### Stated exercise
Set down every entry again word for word, please, but skip the pictures.
• • • • •
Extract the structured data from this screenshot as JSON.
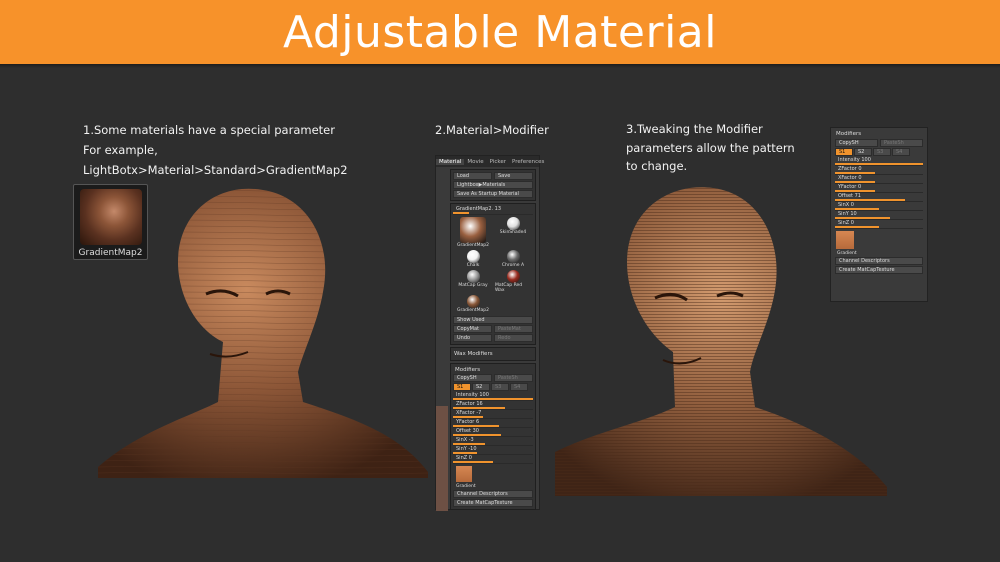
{
  "banner": {
    "title": "Adjustable Material"
  },
  "captions": {
    "step1": [
      "1.Some materials have a special parameter",
      "For example,",
      "LightBotx>Material>Standard>GradientMap2"
    ],
    "step2": "2.Material>Modifier",
    "step3": [
      "3.Tweaking the Modifier",
      "parameters allow the pattern",
      "to change."
    ]
  },
  "thumbnail": {
    "label": "GradientMap2"
  },
  "colors": {
    "banner": "#f7922a",
    "background": "#2e2e2e",
    "slider_fill": "#f0932d",
    "skin": "#a06a45"
  },
  "material_panel": {
    "tabs": [
      "Material",
      "Movie",
      "Picker",
      "Preferences"
    ],
    "load": "Load",
    "save": "Save",
    "lightbox": "Lightbox▶Materials",
    "save_startup": "Save As Startup Material",
    "current_material": "GradientMap2. 13",
    "materials": [
      {
        "name": "GradientMap2",
        "color": "#9a6040"
      },
      {
        "name": "SkinShade4",
        "color": "#e0e0e0"
      },
      {
        "name": "Chalk",
        "color": "#f2f2f2"
      },
      {
        "name": "Chrome A",
        "color": "#6a6a6a"
      },
      {
        "name": "MatCap Gray",
        "color": "#9a9a9a"
      },
      {
        "name": "MatCap Red Wax",
        "color": "#9a2c20"
      },
      {
        "name": "GradientMap2",
        "color": "#8a5838"
      }
    ],
    "show_used": "Show Used",
    "copy_mat": "CopyMat",
    "paste_mat": "PasteMat",
    "undo": "Undo",
    "redo": "Redo",
    "wax_modifiers": "Wax Modifiers",
    "modifiers_title": "Modifiers",
    "copy_sh": "CopySH",
    "paste_sh": "PasteSh",
    "s_buttons": [
      "S1",
      "S2",
      "S3",
      "S4"
    ],
    "sliders": [
      {
        "label": "Intensity 100",
        "fill": 1.0
      },
      {
        "label": "ZFactor 16",
        "fill": 0.65
      },
      {
        "label": "XFactor -7",
        "fill": 0.38
      },
      {
        "label": "YFactor 6",
        "fill": 0.58
      },
      {
        "label": "Offset 30",
        "fill": 0.6
      },
      {
        "label": "SinX -3",
        "fill": 0.4
      },
      {
        "label": "SinY -10",
        "fill": 0.3
      },
      {
        "label": "SinZ 0",
        "fill": 0.5
      }
    ],
    "gradient_label": "Gradient",
    "channel_descriptors": "Channel Descriptors",
    "create_matcap": "Create MatCapTexture"
  },
  "modifier_panel_right": {
    "title": "Modifiers",
    "copy_sh": "CopySH",
    "paste_sh": "PasteSh",
    "s_buttons": [
      "S1",
      "S2",
      "S3",
      "S4"
    ],
    "sliders": [
      {
        "label": "Intensity 100",
        "fill": 1.0
      },
      {
        "label": "ZFactor 0",
        "fill": 0.45
      },
      {
        "label": "XFactor 0",
        "fill": 0.45
      },
      {
        "label": "YFactor 0",
        "fill": 0.45
      },
      {
        "label": "Offset 71",
        "fill": 0.8
      },
      {
        "label": "SinX 0",
        "fill": 0.5
      },
      {
        "label": "SinY 10",
        "fill": 0.62
      },
      {
        "label": "SinZ 0",
        "fill": 0.5
      }
    ],
    "gradient_label": "Gradient",
    "channel_descriptors": "Channel Descriptors",
    "create_matcap": "Create MatCapTexture"
  }
}
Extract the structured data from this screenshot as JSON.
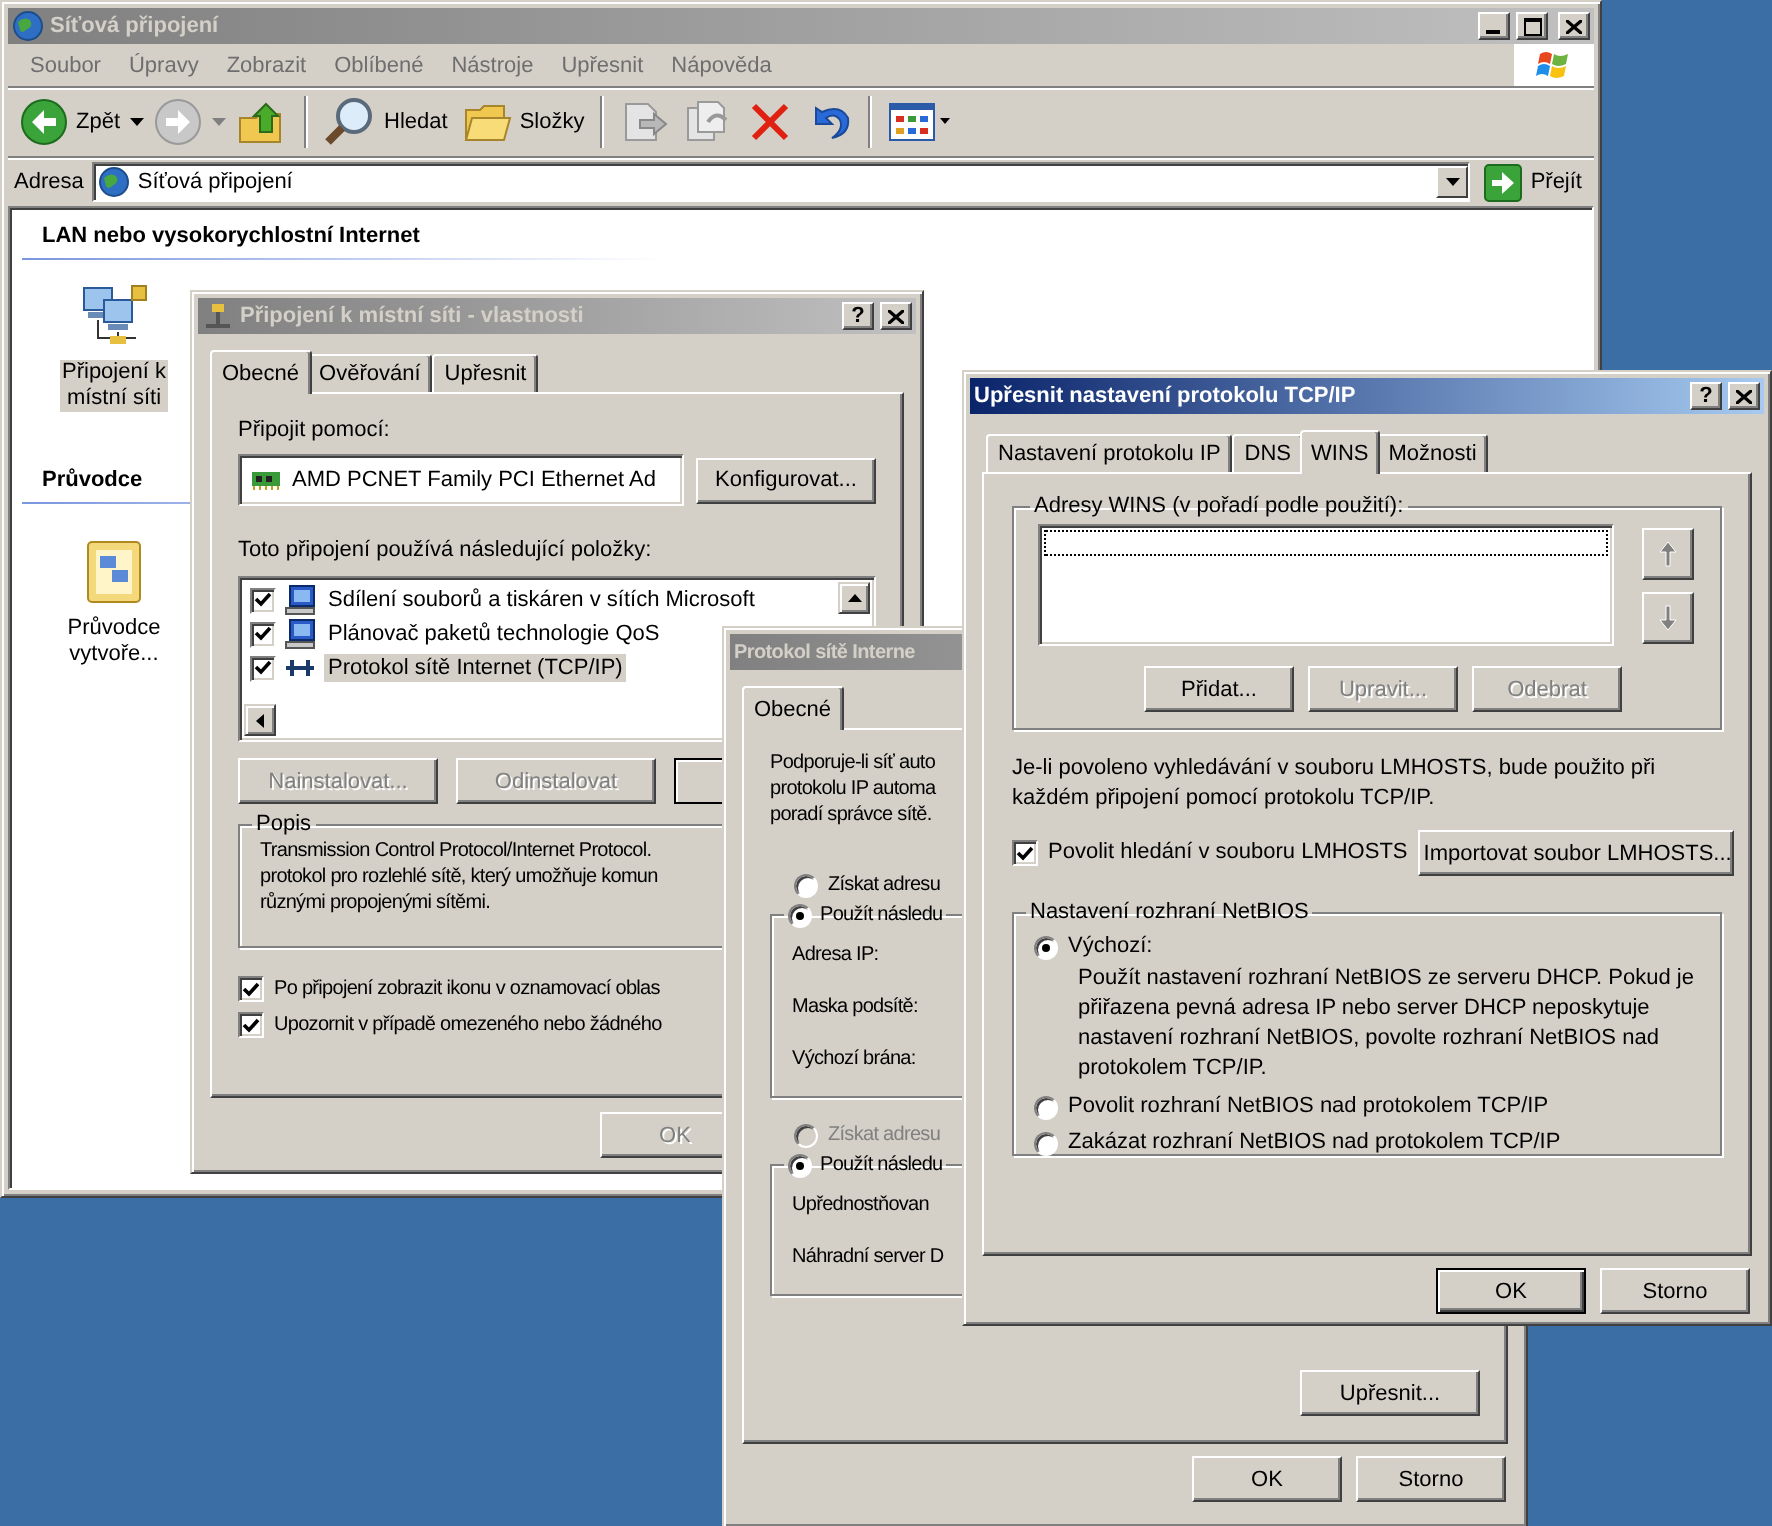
• • • • •
### Problem solution
Extract the structured data from this screenshot as JSON.
{
  "banner": {
    "title": "Adjustable Material"
  },
  "captions": {
    "step1": [
      "1.Some materials have a special parameter",
      "For example,",
      "LightBotx>Material>Standard>GradientMap2"
    ],
    "step2": "2.Material>Modifier",
    "step3": [
      "3.Tweaking the Modifier",
      "parameters allow the pattern",
      "to change."
    ]
  },
  "thumbnail": {
    "label": "GradientMap2"
  },
  "colors": {
    "banner": "#f7922a",
    "background": "#2e2e2e",
    "slider_fill": "#f0932d",
    "skin": "#a06a45"
  },
  "material_panel": {
    "tabs": [
      "Material",
      "Movie",
      "Picker",
      "Preferences"
    ],
    "load": "Load",
    "save": "Save",
    "lightbox": "Lightbox▶Materials",
    "save_startup": "Save As Startup Material",
    "current_material": "GradientMap2. 13",
    "materials": [
      {
        "name": "GradientMap2",
        "color": "#9a6040"
      },
      {
        "name": "SkinShade4",
        "color": "#e0e0e0"
      },
      {
        "name": "Chalk",
        "color": "#f2f2f2"
      },
      {
        "name": "Chrome A",
        "color": "#6a6a6a"
      },
      {
        "name": "MatCap Gray",
        "color": "#9a9a9a"
      },
      {
        "name": "MatCap Red Wax",
        "color": "#9a2c20"
      },
      {
        "name": "GradientMap2",
        "color": "#8a5838"
      }
    ],
    "show_used": "Show Used",
    "copy_mat": "CopyMat",
    "paste_mat": "PasteMat",
    "undo": "Undo",
    "redo": "Redo",
    "wax_modifiers": "Wax Modifiers",
    "modifiers_title": "Modifiers",
    "copy_sh": "CopySH",
    "paste_sh": "PasteSh",
    "s_buttons": [
      "S1",
      "S2",
      "S3",
      "S4"
    ],
    "sliders": [
      {
        "label": "Intensity 100",
        "fill": 1.0
      },
      {
        "label": "ZFactor 16",
        "fill": 0.65
      },
      {
        "label": "XFactor -7",
        "fill": 0.38
      },
      {
        "label": "YFactor 6",
        "fill": 0.58
      },
      {
        "label": "Offset 30",
        "fill": 0.6
      },
      {
        "label": "SinX -3",
        "fill": 0.4
      },
      {
        "label": "SinY -10",
        "fill": 0.3
      },
      {
        "label": "SinZ 0",
        "fill": 0.5
      }
    ],
    "gradient_label": "Gradient",
    "channel_descriptors": "Channel Descriptors",
    "create_matcap": "Create MatCapTexture"
  },
  "modifier_panel_right": {
    "title": "Modifiers",
    "copy_sh": "CopySH",
    "paste_sh": "PasteSh",
    "s_buttons": [
      "S1",
      "S2",
      "S3",
      "S4"
    ],
    "sliders": [
      {
        "label": "Intensity 100",
        "fill": 1.0
      },
      {
        "label": "ZFactor 0",
        "fill": 0.45
      },
      {
        "label": "XFactor 0",
        "fill": 0.45
      },
      {
        "label": "YFactor 0",
        "fill": 0.45
      },
      {
        "label": "Offset 71",
        "fill": 0.8
      },
      {
        "label": "SinX 0",
        "fill": 0.5
      },
      {
        "label": "SinY 10",
        "fill": 0.62
      },
      {
        "label": "SinZ 0",
        "fill": 0.5
      }
    ],
    "gradient_label": "Gradient",
    "channel_descriptors": "Channel Descriptors",
    "create_matcap": "Create MatCapTexture"
  }
}
Extract the structured data from this screenshot as JSON.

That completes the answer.